THE PROBLEM:
Within the listing below, locate all lines containing the word "zdravému". Copy each one.

Stored dataset items
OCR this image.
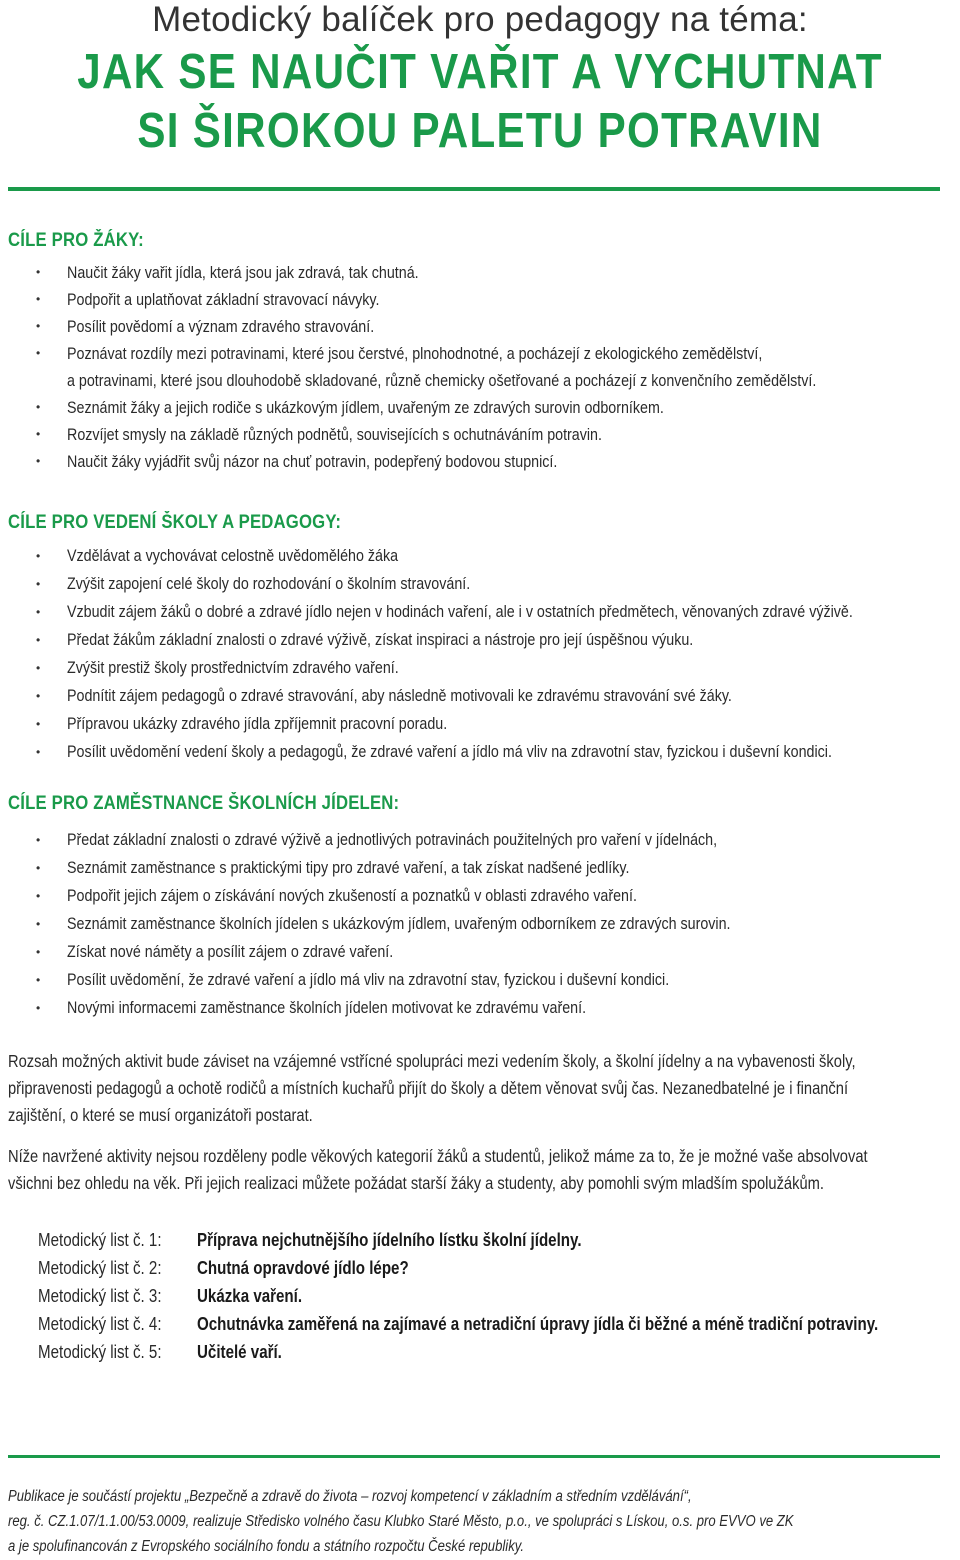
Metodický balíček pro pedagogy na téma:
JAK SE NAUČIT VAŘIT A VYCHUTNAT
SI ŠIROKOU PALETU POTRAVIN
CÍLE PRO ŽÁKY:
• Naučit žáky vařit jídla, která jsou jak zdravá, tak chutná.
• Podpořit a uplatňovat základní stravovací návyky.
• Posílit povědomí a význam zdravého stravování.
• Poznávat rozdíly mezi potravinami, které jsou čerstvé, plnohodnotné, a pocházejí z ekologického zemědělství,
a potravinami, které jsou dlouhodobě skladované, různě chemicky ošetřované a pocházejí z konvenčního zemědělství.
• Seznámit žáky a jejich rodiče s ukázkovým jídlem, uvařeným ze zdravých surovin odborníkem.
• Rozvíjet smysly na základě různých podnětů, souvisejících s ochutnáváním potravin.
• Naučit žáky vyjádřit svůj názor na chuť potravin, podepřený bodovou stupnicí.
CÍLE PRO VEDENÍ ŠKOLY A PEDAGOGY:
• Vzdělávat a vychovávat celostně uvědomělého žáka
• Zvýšit zapojení celé školy do rozhodování o školním stravování.
• Vzbudit zájem žáků o dobré a zdravé jídlo nejen v hodinách vaření, ale i v ostatních předmětech, věnovaných zdravé výživě.
• Předat žákům základní znalosti o zdravé výživě, získat inspiraci a nástroje pro její úspěšnou výuku.
• Zvýšit prestiž školy prostřednictvím zdravého vaření.
• Podnítit zájem pedagogů o zdravé stravování, aby následně motivovali ke zdravému stravování své žáky.
• Přípravou ukázky zdravého jídla zpříjemnit pracovní poradu.
• Posílit uvědomění vedení školy a pedagogů, že zdravé vaření a jídlo má vliv na zdravotní stav, fyzickou i duševní kondici.
CÍLE PRO ZAMĚSTNANCE ŠKOLNÍCH JÍDELEN:
• Předat základní znalosti o zdravé výživě a jednotlivých potravinách použitelných pro vaření v jídelnách,
• Seznámit zaměstnance s praktickými tipy pro zdravé vaření, a tak získat nadšené jedlíky.
• Podpořit jejich zájem o získávání nových zkušeností a poznatků v oblasti zdravého vaření.
• Seznámit zaměstnance školních jídelen s ukázkovým jídlem, uvařeným odborníkem ze zdravých surovin.
• Získat nové náměty a posílit zájem o zdravé vaření.
• Posílit uvědomění, že zdravé vaření a jídlo má vliv na zdravotní stav, fyzickou i duševní kondici.
• Novými informacemi zaměstnance školních jídelen motivovat ke zdravému vaření.
Rozsah možných aktivit bude záviset na vzájemné vstřícné spolupráci mezi vedením školy, a školní jídelny a na vybavenosti školy,
připravenosti pedagogů a ochotě rodičů a místních kuchařů přijít do školy a dětem věnovat svůj čas. Nezanedbatelné je i finanční
zajištění, o které se musí organizátoři postarat.
Níže navržené aktivity nejsou rozděleny podle věkových kategorií žáků a studentů, jelikož máme za to, že je možné vaše absolvovat
všichni bez ohledu na věk. Při jejich realizaci můžete požádat starší žáky a studenty, aby pomohli svým mladším spolužákům.
Metodický list č. 1: Příprava nejchutnějšího jídelního lístku školní jídelny.
Metodický list č. 2: Chutná opravdové jídlo lépe?
Metodický list č. 3: Ukázka vaření.
Metodický list č. 4: Ochutnávka zaměřená na zajímavé a netradiční úpravy jídla či běžné a méně tradiční potraviny.
Metodický list č. 5: Učitelé vaří.
Publikace je součástí projektu „Bezpečně a zdravě do života – rozvoj kompetencí v základním a středním vzdělávání“,
reg. č. CZ.1.07/1.1.00/53.0009, realizuje Středisko volného času Klubko Staré Město, p.o., ve spolupráci s Lískou, o.s. pro EVVO ve ZK
a je spolufinancován z Evropského sociálního fondu a státního rozpočtu České republiky.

FULL ANSWER:
• Podnítit zájem pedagogů o zdravé stravování, aby následně motivovali ke zdravému stravování své žáky.
• Novými informacemi zaměstnance školních jídelen motivovat ke zdravému vaření.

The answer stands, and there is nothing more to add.